## Material provided

════════════════

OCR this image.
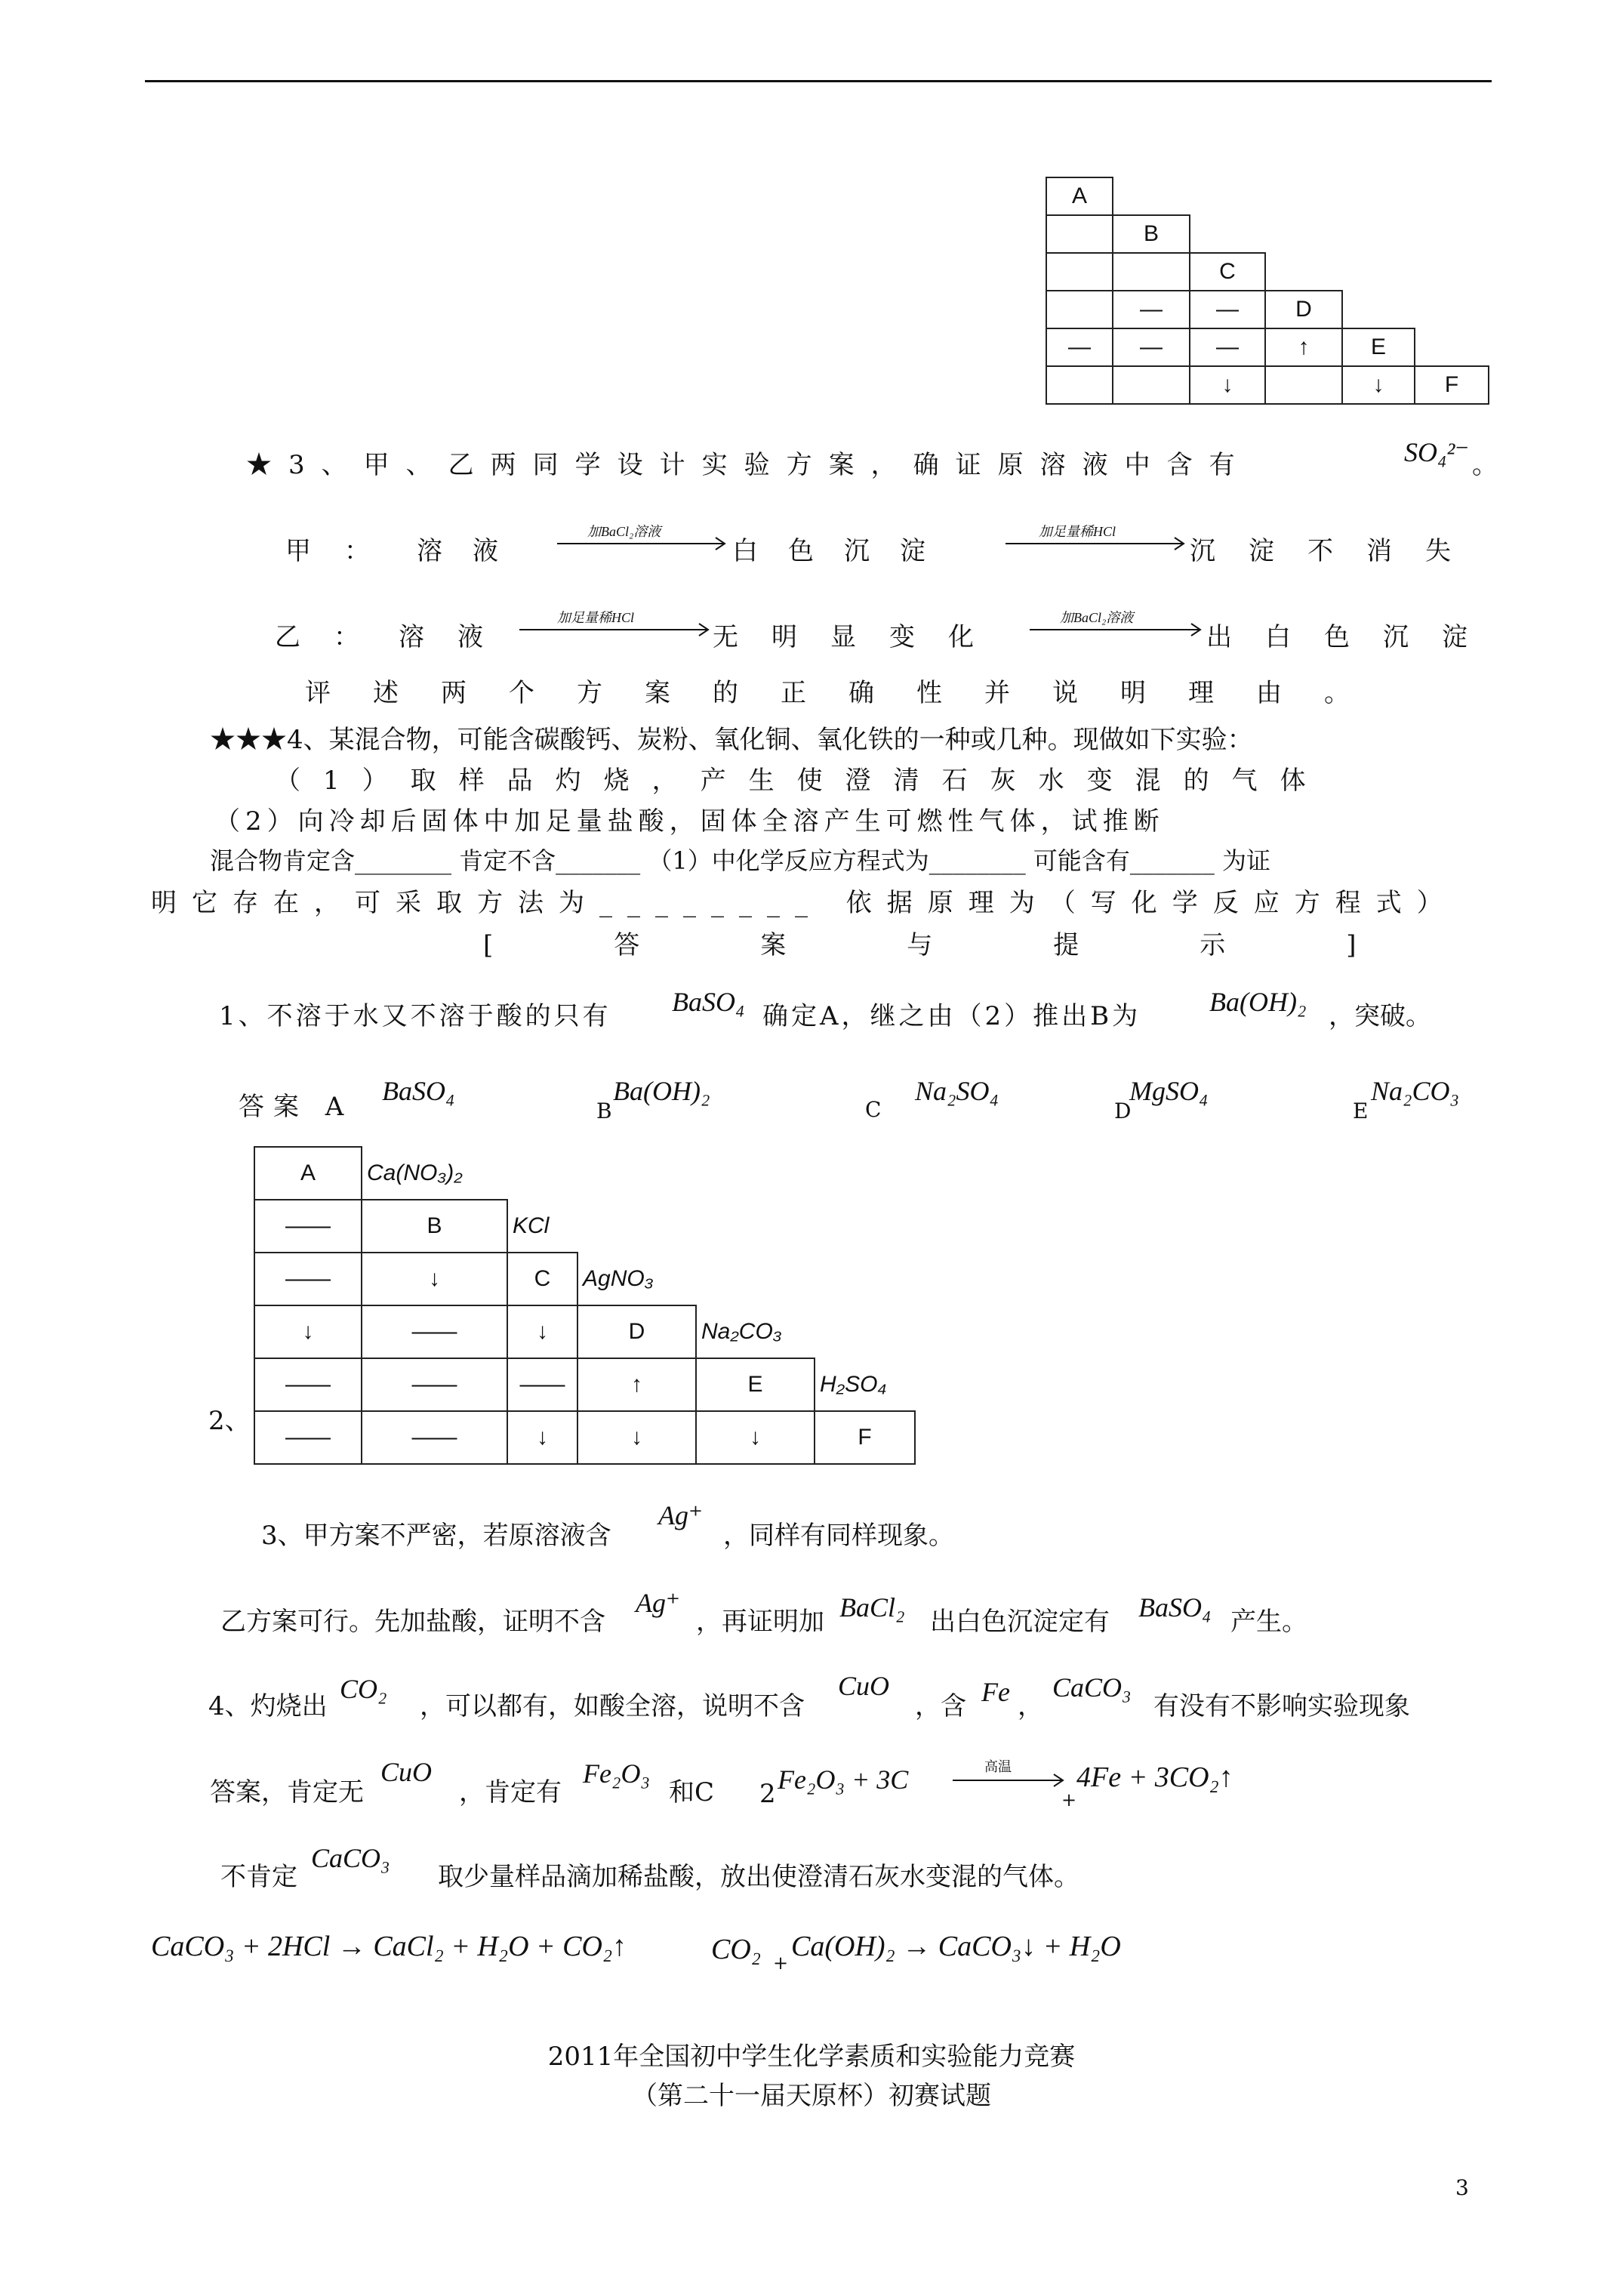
A					
	B				
		C			
	—	—	D		
—	—	—	↑	E	
		↓		↓	F
★3、甲、乙两同学设计实验方案，确证原溶液中含有	SO₄²⁻ 。
甲： 溶液
加BaCl₂溶液
白色沉淀
加足量稀HCl
沉淀不消失
乙： 溶液
加足量稀HCl
无明显变化
加BaCl₂溶液
出白色沉淀
评述两个方案的正确性并说明理由。
★★★4、某混合物，可能含碳酸钙、炭粉、氧化铜、氧化铁的一种或几种。现做如下实验：
（1）取样品灼烧，产生使澄清石灰水变混的气体
（2）向冷却后固体中加足量盐酸，固体全溶产生可燃性气体，试推断
混合物肯定含________ 肯定不含_______ （1）中化学反应方程式为________ 可能含有_______ 为证
明它存在，可采取方法为________ 依据原理为（写化学反应方程式）
[答案与提示]
1、不溶于水又不溶于酸的只有 BaSO₄ 确定A，继之由（2）推出B为	Ba(OH)₂ ，突破。
答案 A
BaSO₄
B
Ba(OH)₂
C
Na₂SO₄
D
MgSO₄
E
Na₂CO₃
2、
A	Ca(NO₃)₂				
——	B	KCl			
——	↓	C	AgNO₃		
↓	——	↓	D	Na₂CO₃	
——	——	——	↑	E	H₂SO₄
——	——	↓	↓	↓	F
3、甲方案不严密，若原溶液含
Ag⁺
，同样有同样现象。
乙方案可行。先加盐酸，证明不含
Ag⁺
，再证明加 BaCl₂ 出白色沉淀定有 BaSO₄ 产生。
4、灼烧出
CO₂
，可以都有，如酸全溶，说明不含
CuO
，含 Fe ，
CaCO₃
有没有不影响实验现象
答案，肯定无
CuO
，肯定有
Fe₂O₃
和C 2 Fe₂O₃ + 3C	高温
+
4Fe + 3CO₂↑
不肯定
CaCO₃
取少量样品滴加稀盐酸，放出使澄清石灰水变混的气体。
CaCO₃ + 2HCl → CaCl₂ + H₂O + CO₂↑	CO₂ +
Ca(OH)₂ → CaCO₃↓ + H₂O
2011年全国初中学生化学素质和实验能力竞赛
（第二十一届天原杯）初赛试题
3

════════════════

Copy the entries above faithfully and omit every image.

OCR this image.
A					
	B				
		C			
	—	—	D		
—	—	—	↑	E	
		↓		↓	F
★3、甲、乙两同学设计实验方案，确证原溶液中含有	SO₄²⁻ 。
甲： 溶液
加BaCl₂溶液
白色沉淀
加足量稀HCl
沉淀不消失
乙： 溶液
加足量稀HCl
无明显变化
加BaCl₂溶液
出白色沉淀
评述两个方案的正确性并说明理由。
★★★4、某混合物，可能含碳酸钙、炭粉、氧化铜、氧化铁的一种或几种。现做如下实验：
（1）取样品灼烧，产生使澄清石灰水变混的气体
（2）向冷却后固体中加足量盐酸，固体全溶产生可燃性气体，试推断
混合物肯定含________ 肯定不含_______ （1）中化学反应方程式为________ 可能含有_______ 为证
明它存在，可采取方法为________ 依据原理为（写化学反应方程式）
[答案与提示]
1、不溶于水又不溶于酸的只有 BaSO₄ 确定A，继之由（2）推出B为	Ba(OH)₂ ，突破。
答案 A
BaSO₄
B
Ba(OH)₂
C
Na₂SO₄
D
MgSO₄
E
Na₂CO₃
2、
A	Ca(NO₃)₂				
——	B	KCl			
——	↓	C	AgNO₃		
↓	——	↓	D	Na₂CO₃	
——	——	——	↑	E	H₂SO₄
——	——	↓	↓	↓	F
3、甲方案不严密，若原溶液含
Ag⁺
，同样有同样现象。
乙方案可行。先加盐酸，证明不含
Ag⁺
，再证明加 BaCl₂ 出白色沉淀定有 BaSO₄ 产生。
4、灼烧出
CO₂
，可以都有，如酸全溶，说明不含
CuO
，含 Fe ，
CaCO₃
有没有不影响实验现象
答案，肯定无
CuO
，肯定有
Fe₂O₃
和C 2 Fe₂O₃ + 3C	高温
+
4Fe + 3CO₂↑
不肯定
CaCO₃
取少量样品滴加稀盐酸，放出使澄清石灰水变混的气体。
CaCO₃ + 2HCl → CaCl₂ + H₂O + CO₂↑	CO₂ +
Ca(OH)₂ → CaCO₃↓ + H₂O
2011年全国初中学生化学素质和实验能力竞赛
（第二十一届天原杯）初赛试题
3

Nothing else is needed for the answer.